### Direction:
Pull out every line of the listing that contains the string "interactable".
=== Records for this task ===
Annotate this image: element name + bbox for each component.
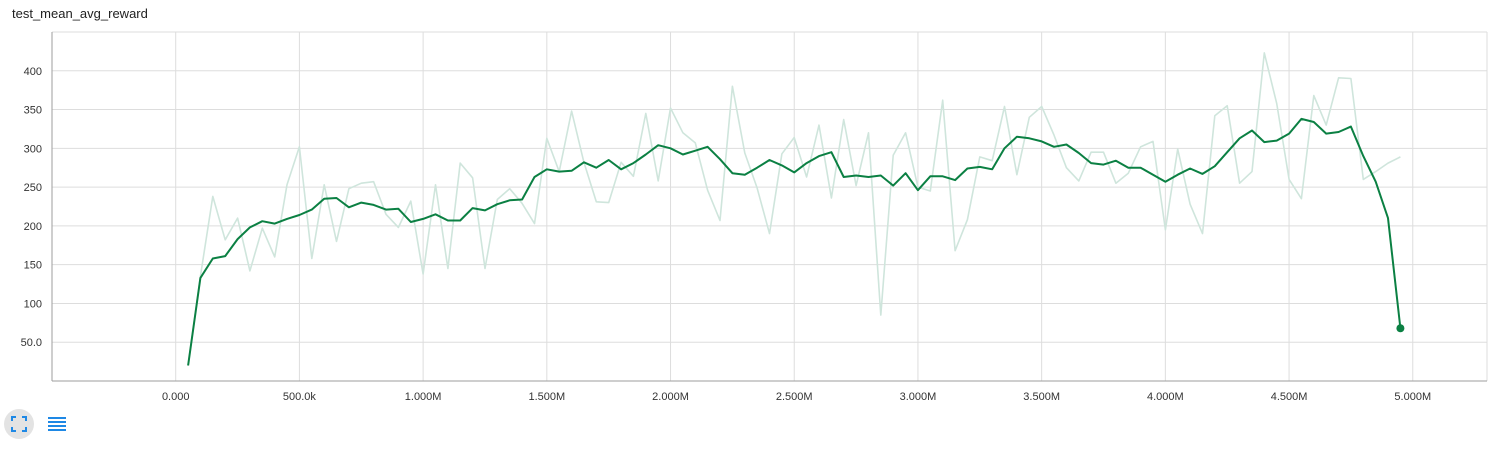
raw-series-line	[187, 52, 1401, 366]
data-table-icon	[48, 417, 66, 431]
y-tick-label: 250	[24, 182, 42, 194]
axes	[51, 32, 1487, 382]
grid-lines	[52, 31, 1488, 381]
fit-domain-button[interactable]	[4, 409, 34, 439]
chart-toolbar	[4, 409, 72, 439]
y-tick-label: 150	[24, 260, 42, 272]
y-tick-labels: 50.0 100 150 200 250 300 350 400	[21, 66, 42, 349]
show-data-button[interactable]	[42, 409, 72, 439]
fit-domain-icon	[11, 416, 27, 432]
y-tick-label: 200	[24, 221, 42, 233]
x-tick-label: 0.000	[162, 391, 190, 403]
y-tick-label: 50.0	[21, 337, 42, 349]
series-group	[187, 52, 1405, 366]
last-point-marker[interactable]	[1396, 324, 1405, 333]
y-tick-label: 300	[24, 143, 42, 155]
chart-plot[interactable]: 0.000 500.0k 1.000M 1.500M 2.000M 2.500M 3.000…	[0, 0, 1506, 405]
x-tick-label: 2.500M	[776, 391, 813, 403]
x-tick-label: 1.500M	[528, 391, 565, 403]
x-tick-labels: 0.000 500.0k 1.000M 1.500M 2.000M 2.500M 3.000…	[162, 391, 1431, 403]
x-tick-label: 3.500M	[1023, 391, 1060, 403]
x-tick-label: 2.000M	[652, 391, 689, 403]
y-tick-label: 100	[24, 298, 42, 310]
x-tick-label: 3.000M	[900, 391, 937, 403]
y-tick-label: 350	[24, 105, 42, 117]
y-tick-label: 400	[24, 66, 42, 78]
chart-title: test_mean_avg_reward	[12, 6, 148, 21]
x-tick-label: 5.000M	[1394, 391, 1431, 403]
smoothed-series-line	[187, 117, 1402, 366]
x-tick-label: 1.000M	[405, 391, 442, 403]
x-tick-label: 500.0k	[283, 391, 317, 403]
x-tick-label: 4.000M	[1147, 391, 1184, 403]
x-tick-label: 4.500M	[1271, 391, 1308, 403]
===
### Completed exercise:
fit-domain-button[interactable]	[4, 409, 34, 439]
show-data-button[interactable]	[42, 409, 72, 439]
last-point-marker[interactable]	[1396, 324, 1405, 333]
chart-plot[interactable]: 0.000 500.0k 1.000M 1.500M 2.000M 2.500M 3.000…	[0, 0, 1506, 405]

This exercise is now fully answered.